Data to process:
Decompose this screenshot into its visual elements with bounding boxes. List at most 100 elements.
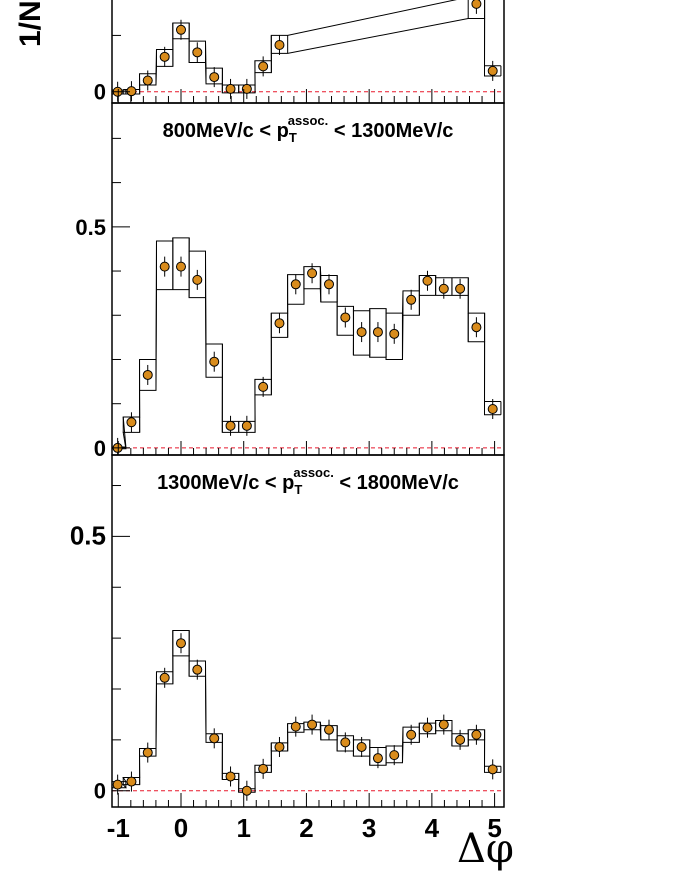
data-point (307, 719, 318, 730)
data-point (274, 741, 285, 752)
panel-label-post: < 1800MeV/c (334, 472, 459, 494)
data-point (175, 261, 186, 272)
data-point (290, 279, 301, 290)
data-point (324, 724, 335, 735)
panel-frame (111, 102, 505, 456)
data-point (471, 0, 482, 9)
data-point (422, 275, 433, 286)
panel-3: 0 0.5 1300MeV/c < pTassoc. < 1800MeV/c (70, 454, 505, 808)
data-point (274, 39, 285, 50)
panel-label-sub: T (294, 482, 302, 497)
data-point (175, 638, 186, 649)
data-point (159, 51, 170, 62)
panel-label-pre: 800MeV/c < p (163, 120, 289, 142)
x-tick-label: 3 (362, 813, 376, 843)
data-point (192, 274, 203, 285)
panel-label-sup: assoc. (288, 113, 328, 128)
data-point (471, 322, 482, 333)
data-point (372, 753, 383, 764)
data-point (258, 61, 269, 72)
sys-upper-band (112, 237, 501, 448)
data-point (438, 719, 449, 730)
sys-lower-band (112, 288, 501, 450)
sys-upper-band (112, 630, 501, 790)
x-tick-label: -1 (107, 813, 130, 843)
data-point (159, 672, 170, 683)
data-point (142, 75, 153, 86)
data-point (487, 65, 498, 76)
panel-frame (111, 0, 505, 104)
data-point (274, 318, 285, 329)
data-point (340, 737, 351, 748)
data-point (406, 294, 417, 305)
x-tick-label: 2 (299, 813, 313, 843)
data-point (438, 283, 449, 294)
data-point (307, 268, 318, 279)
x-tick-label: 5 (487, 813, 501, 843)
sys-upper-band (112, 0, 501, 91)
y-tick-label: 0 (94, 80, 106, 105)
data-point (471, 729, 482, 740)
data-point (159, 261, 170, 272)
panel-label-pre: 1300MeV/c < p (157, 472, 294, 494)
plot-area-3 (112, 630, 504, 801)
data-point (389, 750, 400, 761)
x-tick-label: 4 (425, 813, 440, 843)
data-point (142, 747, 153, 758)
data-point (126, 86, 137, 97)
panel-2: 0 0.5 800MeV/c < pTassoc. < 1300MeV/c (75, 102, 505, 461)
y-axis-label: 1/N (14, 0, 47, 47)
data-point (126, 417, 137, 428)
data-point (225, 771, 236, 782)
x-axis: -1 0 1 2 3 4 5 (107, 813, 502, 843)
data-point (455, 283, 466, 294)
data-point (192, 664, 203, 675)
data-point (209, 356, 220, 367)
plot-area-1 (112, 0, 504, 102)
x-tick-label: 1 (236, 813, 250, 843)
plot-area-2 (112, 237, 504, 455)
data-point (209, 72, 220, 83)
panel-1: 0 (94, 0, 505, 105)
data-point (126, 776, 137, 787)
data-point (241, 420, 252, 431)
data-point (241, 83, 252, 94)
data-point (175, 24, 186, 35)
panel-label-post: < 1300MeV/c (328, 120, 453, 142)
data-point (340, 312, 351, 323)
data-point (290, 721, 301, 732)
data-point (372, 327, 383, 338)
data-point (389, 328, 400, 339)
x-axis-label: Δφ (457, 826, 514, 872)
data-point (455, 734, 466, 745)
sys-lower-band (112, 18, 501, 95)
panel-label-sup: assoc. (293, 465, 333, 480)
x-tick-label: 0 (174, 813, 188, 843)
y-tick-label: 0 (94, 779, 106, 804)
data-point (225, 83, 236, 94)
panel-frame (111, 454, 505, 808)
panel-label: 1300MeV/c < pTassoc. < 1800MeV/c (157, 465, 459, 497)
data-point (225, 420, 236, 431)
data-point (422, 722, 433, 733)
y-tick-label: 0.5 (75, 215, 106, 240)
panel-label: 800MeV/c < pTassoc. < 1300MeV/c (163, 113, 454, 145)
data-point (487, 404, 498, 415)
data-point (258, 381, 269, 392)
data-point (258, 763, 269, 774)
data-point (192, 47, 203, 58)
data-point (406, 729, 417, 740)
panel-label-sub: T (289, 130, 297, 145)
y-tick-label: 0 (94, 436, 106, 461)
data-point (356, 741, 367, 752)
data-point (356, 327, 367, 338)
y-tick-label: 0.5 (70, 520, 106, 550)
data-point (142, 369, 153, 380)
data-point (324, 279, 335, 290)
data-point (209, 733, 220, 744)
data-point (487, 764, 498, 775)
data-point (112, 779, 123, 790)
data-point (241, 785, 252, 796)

Task details:
Copy every line of the entries above word for word. Leave the picture out of your copy.

Output for this task:
Decompose this screenshot into its visual elements with bounding boxes. List at most 100 elements.
data-point (307, 719, 318, 730)
data-point (274, 741, 285, 752)
panel-label-post: < 1800MeV/c (334, 472, 459, 494)
data-point (175, 261, 186, 272)
data-point (290, 279, 301, 290)
data-point (324, 724, 335, 735)
panel-frame (111, 102, 505, 456)
data-point (471, 0, 482, 9)
data-point (422, 275, 433, 286)
panel-3: 0 0.5 1300MeV/c < pTassoc. < 1800MeV/c (70, 454, 505, 808)
data-point (274, 39, 285, 50)
panel-label-sub: T (294, 482, 302, 497)
data-point (175, 638, 186, 649)
data-point (159, 51, 170, 62)
panel-label-pre: 800MeV/c < p (163, 120, 289, 142)
x-tick-label: 3 (362, 813, 376, 843)
data-point (192, 274, 203, 285)
panel-label-sup: assoc. (288, 113, 328, 128)
data-point (471, 322, 482, 333)
data-point (372, 753, 383, 764)
data-point (258, 61, 269, 72)
sys-upper-band (112, 237, 501, 448)
data-point (438, 719, 449, 730)
sys-lower-band (112, 288, 501, 450)
sys-upper-band (112, 630, 501, 790)
x-tick-label: -1 (107, 813, 130, 843)
data-point (159, 672, 170, 683)
data-point (142, 75, 153, 86)
data-point (487, 65, 498, 76)
panel-frame (111, 0, 505, 104)
data-point (274, 318, 285, 329)
data-point (340, 737, 351, 748)
data-point (406, 294, 417, 305)
x-tick-label: 2 (299, 813, 313, 843)
data-point (438, 283, 449, 294)
data-point (307, 268, 318, 279)
x-tick-label: 5 (487, 813, 501, 843)
sys-upper-band (112, 0, 501, 91)
y-tick-label: 0 (94, 80, 106, 105)
data-point (471, 729, 482, 740)
data-point (159, 261, 170, 272)
panel-label-pre: 1300MeV/c < p (157, 472, 294, 494)
plot-area-3 (112, 630, 504, 801)
data-point (389, 750, 400, 761)
x-tick-label: 4 (425, 813, 440, 843)
data-point (142, 747, 153, 758)
data-point (126, 86, 137, 97)
panel-2: 0 0.5 800MeV/c < pTassoc. < 1300MeV/c (75, 102, 505, 461)
y-axis-label: 1/N (14, 0, 47, 47)
data-point (126, 417, 137, 428)
data-point (225, 771, 236, 782)
x-axis: -1 0 1 2 3 4 5 (107, 813, 502, 843)
data-point (455, 283, 466, 294)
data-point (192, 664, 203, 675)
data-point (209, 356, 220, 367)
plot-area-1 (112, 0, 504, 102)
x-tick-label: 1 (236, 813, 250, 843)
plot-area-2 (112, 237, 504, 455)
data-point (209, 72, 220, 83)
panel-1: 0 (94, 0, 505, 105)
data-point (126, 776, 137, 787)
data-point (241, 420, 252, 431)
data-point (241, 83, 252, 94)
data-point (175, 24, 186, 35)
panel-label-post: < 1300MeV/c (328, 120, 453, 142)
data-point (340, 312, 351, 323)
data-point (290, 721, 301, 732)
data-point (372, 327, 383, 338)
data-point (389, 328, 400, 339)
x-axis-label: Δφ (457, 826, 514, 872)
data-point (455, 734, 466, 745)
sys-lower-band (112, 18, 501, 95)
panel-label-sup: assoc. (293, 465, 333, 480)
x-tick-label: 0 (174, 813, 188, 843)
y-tick-label: 0 (94, 779, 106, 804)
data-point (225, 83, 236, 94)
panel-frame (111, 454, 505, 808)
panel-label: 1300MeV/c < pTassoc. < 1800MeV/c (157, 465, 459, 497)
data-point (225, 420, 236, 431)
data-point (422, 722, 433, 733)
y-tick-label: 0.5 (75, 215, 106, 240)
panel-label: 800MeV/c < pTassoc. < 1300MeV/c (163, 113, 454, 145)
data-point (487, 404, 498, 415)
data-point (258, 381, 269, 392)
data-point (258, 763, 269, 774)
data-point (192, 47, 203, 58)
data-point (406, 729, 417, 740)
panel-label-sub: T (289, 130, 297, 145)
y-tick-label: 0 (94, 436, 106, 461)
data-point (356, 741, 367, 752)
data-point (356, 327, 367, 338)
y-tick-label: 0.5 (70, 520, 106, 550)
data-point (142, 369, 153, 380)
data-point (324, 279, 335, 290)
data-point (209, 733, 220, 744)
data-point (487, 764, 498, 775)
data-point (112, 779, 123, 790)
data-point (241, 785, 252, 796)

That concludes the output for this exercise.